Transcribe all the entries word for word, skipping the pictures.
------------------------------------
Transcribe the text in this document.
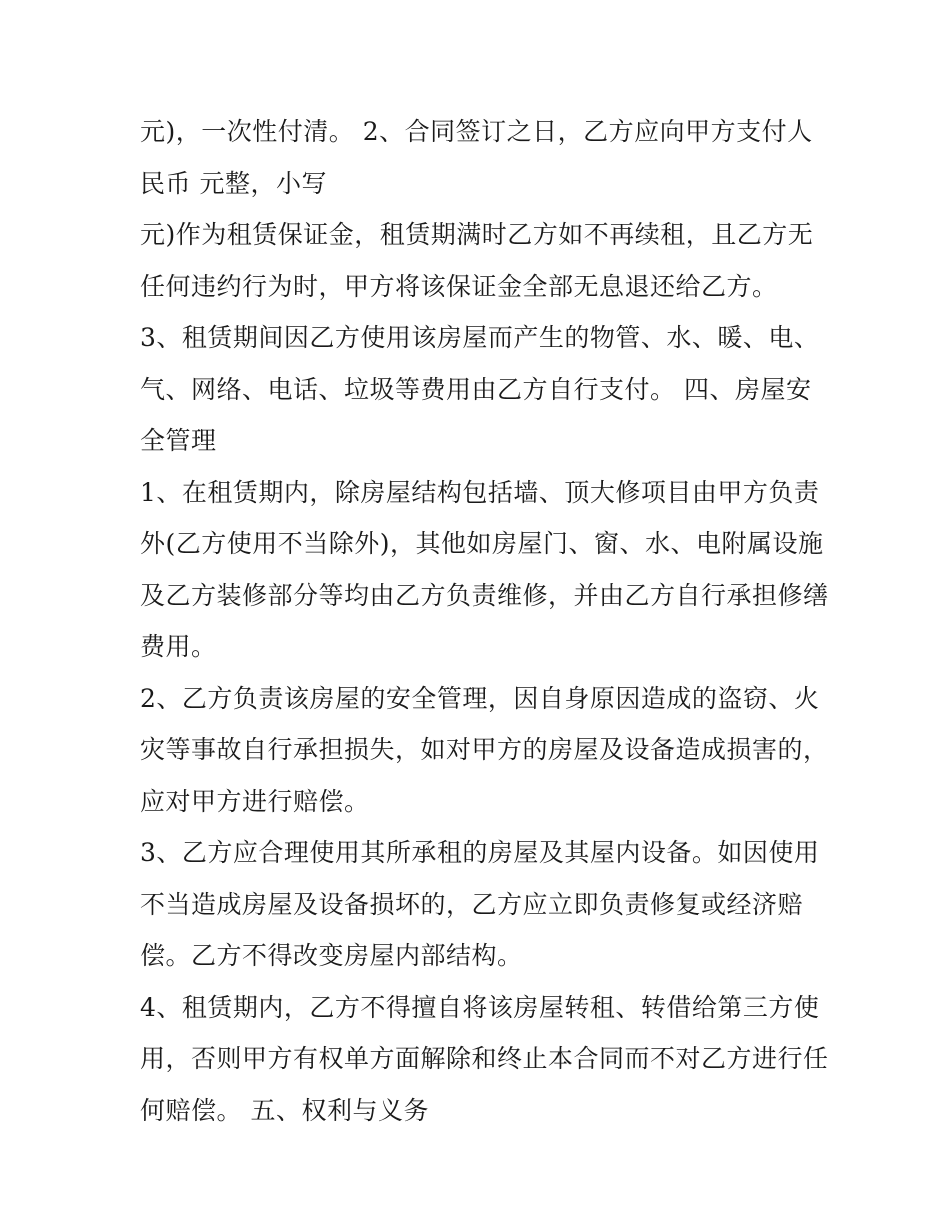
元)，一次性付清。 2、合同签订之日，乙方应向甲方支付人
民币 元整，小写
元)作为租赁保证金，租赁期满时乙方如不再续租，且乙方无
任何违约行为时，甲方将该保证金全部无息退还给乙方。
3、租赁期间因乙方使用该房屋而产生的物管、水、暖、电、
气、网络、电话、垃圾等费用由乙方自行支付。 四、房屋安
全管理
1、在租赁期内，除房屋结构包括墙、顶大修项目由甲方负责
外(乙方使用不当除外)，其他如房屋门、窗、水、电附属设施
及乙方装修部分等均由乙方负责维修，并由乙方自行承担修缮
费用。
2、乙方负责该房屋的安全管理，因自身原因造成的盗窃、火
灾等事故自行承担损失，如对甲方的房屋及设备造成损害的，
应对甲方进行赔偿。
3、乙方应合理使用其所承租的房屋及其屋内设备。如因使用
不当造成房屋及设备损坏的，乙方应立即负责修复或经济赔
偿。乙方不得改变房屋内部结构。
4、租赁期内，乙方不得擅自将该房屋转租、转借给第三方使
用，否则甲方有权单方面解除和终止本合同而不对乙方进行任
何赔偿。 五、权利与义务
------------------------------------
*PROBLEM SOLUTION*
Transcribe the text in this document.
元)，一次性付清。 2、合同签订之日，乙方应向甲方支付人
民币 元整，小写
元)作为租赁保证金，租赁期满时乙方如不再续租，且乙方无
任何违约行为时，甲方将该保证金全部无息退还给乙方。
3、租赁期间因乙方使用该房屋而产生的物管、水、暖、电、
气、网络、电话、垃圾等费用由乙方自行支付。 四、房屋安
全管理
1、在租赁期内，除房屋结构包括墙、顶大修项目由甲方负责
外(乙方使用不当除外)，其他如房屋门、窗、水、电附属设施
及乙方装修部分等均由乙方负责维修，并由乙方自行承担修缮
费用。
2、乙方负责该房屋的安全管理，因自身原因造成的盗窃、火
灾等事故自行承担损失，如对甲方的房屋及设备造成损害的，
应对甲方进行赔偿。
3、乙方应合理使用其所承租的房屋及其屋内设备。如因使用
不当造成房屋及设备损坏的，乙方应立即负责修复或经济赔
偿。乙方不得改变房屋内部结构。
4、租赁期内，乙方不得擅自将该房屋转租、转借给第三方使
用，否则甲方有权单方面解除和终止本合同而不对乙方进行任
何赔偿。 五、权利与义务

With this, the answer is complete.